▽

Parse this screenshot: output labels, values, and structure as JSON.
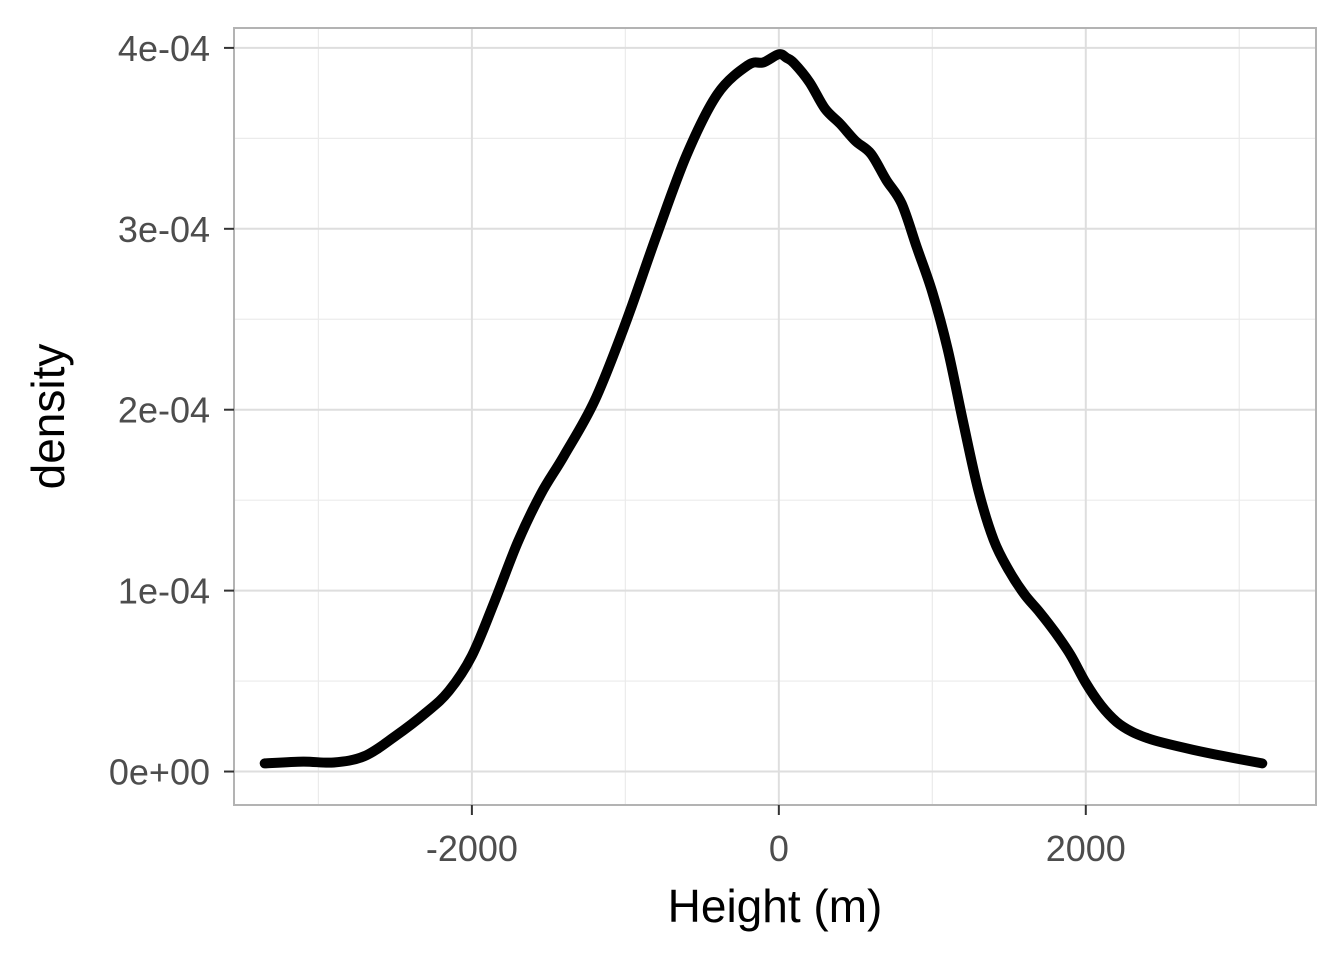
{
  "chart_data": {
    "type": "line",
    "title": "",
    "xlabel": "Height (m)",
    "ylabel": "density",
    "xlim": [
      -3550,
      3500
    ],
    "ylim": [
      -1.85e-05,
      0.000411
    ],
    "x_ticks": [
      {
        "value": -2000,
        "label": "-2000"
      },
      {
        "value": 0,
        "label": "0"
      },
      {
        "value": 2000,
        "label": "2000"
      }
    ],
    "x_minor_ticks": [
      -3000,
      -1000,
      1000,
      3000
    ],
    "y_ticks": [
      {
        "value": 0,
        "label": "0e+00"
      },
      {
        "value": 0.0001,
        "label": "1e-04"
      },
      {
        "value": 0.0002,
        "label": "2e-04"
      },
      {
        "value": 0.0003,
        "label": "3e-04"
      },
      {
        "value": 0.0004,
        "label": "4e-04"
      }
    ],
    "y_minor_ticks": [
      5e-05,
      0.00015,
      0.00025,
      0.00035
    ],
    "grid": true,
    "legend": "none",
    "series": [
      {
        "color": "#000000",
        "x": [
          -3350,
          -3100,
          -2900,
          -2700,
          -2500,
          -2300,
          -2150,
          -2000,
          -1850,
          -1700,
          -1550,
          -1400,
          -1200,
          -1000,
          -800,
          -600,
          -400,
          -200,
          -100,
          0,
          50,
          100,
          200,
          300,
          400,
          500,
          600,
          700,
          800,
          900,
          1000,
          1100,
          1200,
          1300,
          1400,
          1500,
          1600,
          1700,
          1800,
          1900,
          2000,
          2100,
          2200,
          2300,
          2400,
          2500,
          2700,
          2900,
          3150
        ],
        "y": [
          4.5e-06,
          5.5e-06,
          5e-06,
          8.5e-06,
          1.95e-05,
          3.25e-05,
          4.45e-05,
          6.4e-05,
          9.45e-05,
          0.000127,
          0.0001535,
          0.0001745,
          0.000205,
          0.0002475,
          0.0002955,
          0.000341,
          0.0003745,
          0.0003905,
          0.000392,
          0.0003965,
          0.0003945,
          0.0003915,
          0.000381,
          0.0003665,
          0.000358,
          0.0003485,
          0.0003415,
          0.000327,
          0.000314,
          0.0002895,
          0.000265,
          0.0002335,
          0.0001935,
          0.0001555,
          0.000128,
          0.000111,
          9.8e-05,
          8.8e-05,
          7.7e-05,
          6.45e-05,
          4.9e-05,
          3.65e-05,
          2.75e-05,
          2.2e-05,
          1.85e-05,
          1.6e-05,
          1.2e-05,
          8.5e-06,
          4.5e-06
        ]
      }
    ]
  }
}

△

#### [Set problem]
Every line above should be returned exactly; the pictures stay out.

#### [Exercise output]
Parse this screenshot: output labels, values, and structure as JSON.
{
  "chart_data": {
    "type": "line",
    "title": "",
    "xlabel": "Height (m)",
    "ylabel": "density",
    "xlim": [
      -3550,
      3500
    ],
    "ylim": [
      -1.85e-05,
      0.000411
    ],
    "x_ticks": [
      {
        "value": -2000,
        "label": "-2000"
      },
      {
        "value": 0,
        "label": "0"
      },
      {
        "value": 2000,
        "label": "2000"
      }
    ],
    "x_minor_ticks": [
      -3000,
      -1000,
      1000,
      3000
    ],
    "y_ticks": [
      {
        "value": 0,
        "label": "0e+00"
      },
      {
        "value": 0.0001,
        "label": "1e-04"
      },
      {
        "value": 0.0002,
        "label": "2e-04"
      },
      {
        "value": 0.0003,
        "label": "3e-04"
      },
      {
        "value": 0.0004,
        "label": "4e-04"
      }
    ],
    "y_minor_ticks": [
      5e-05,
      0.00015,
      0.00025,
      0.00035
    ],
    "grid": true,
    "legend": "none",
    "series": [
      {
        "color": "#000000",
        "x": [
          -3350,
          -3100,
          -2900,
          -2700,
          -2500,
          -2300,
          -2150,
          -2000,
          -1850,
          -1700,
          -1550,
          -1400,
          -1200,
          -1000,
          -800,
          -600,
          -400,
          -200,
          -100,
          0,
          50,
          100,
          200,
          300,
          400,
          500,
          600,
          700,
          800,
          900,
          1000,
          1100,
          1200,
          1300,
          1400,
          1500,
          1600,
          1700,
          1800,
          1900,
          2000,
          2100,
          2200,
          2300,
          2400,
          2500,
          2700,
          2900,
          3150
        ],
        "y": [
          4.5e-06,
          5.5e-06,
          5e-06,
          8.5e-06,
          1.95e-05,
          3.25e-05,
          4.45e-05,
          6.4e-05,
          9.45e-05,
          0.000127,
          0.0001535,
          0.0001745,
          0.000205,
          0.0002475,
          0.0002955,
          0.000341,
          0.0003745,
          0.0003905,
          0.000392,
          0.0003965,
          0.0003945,
          0.0003915,
          0.000381,
          0.0003665,
          0.000358,
          0.0003485,
          0.0003415,
          0.000327,
          0.000314,
          0.0002895,
          0.000265,
          0.0002335,
          0.0001935,
          0.0001555,
          0.000128,
          0.000111,
          9.8e-05,
          8.8e-05,
          7.7e-05,
          6.45e-05,
          4.9e-05,
          3.65e-05,
          2.75e-05,
          2.2e-05,
          1.85e-05,
          1.6e-05,
          1.2e-05,
          8.5e-06,
          4.5e-06
        ]
      }
    ]
  }
}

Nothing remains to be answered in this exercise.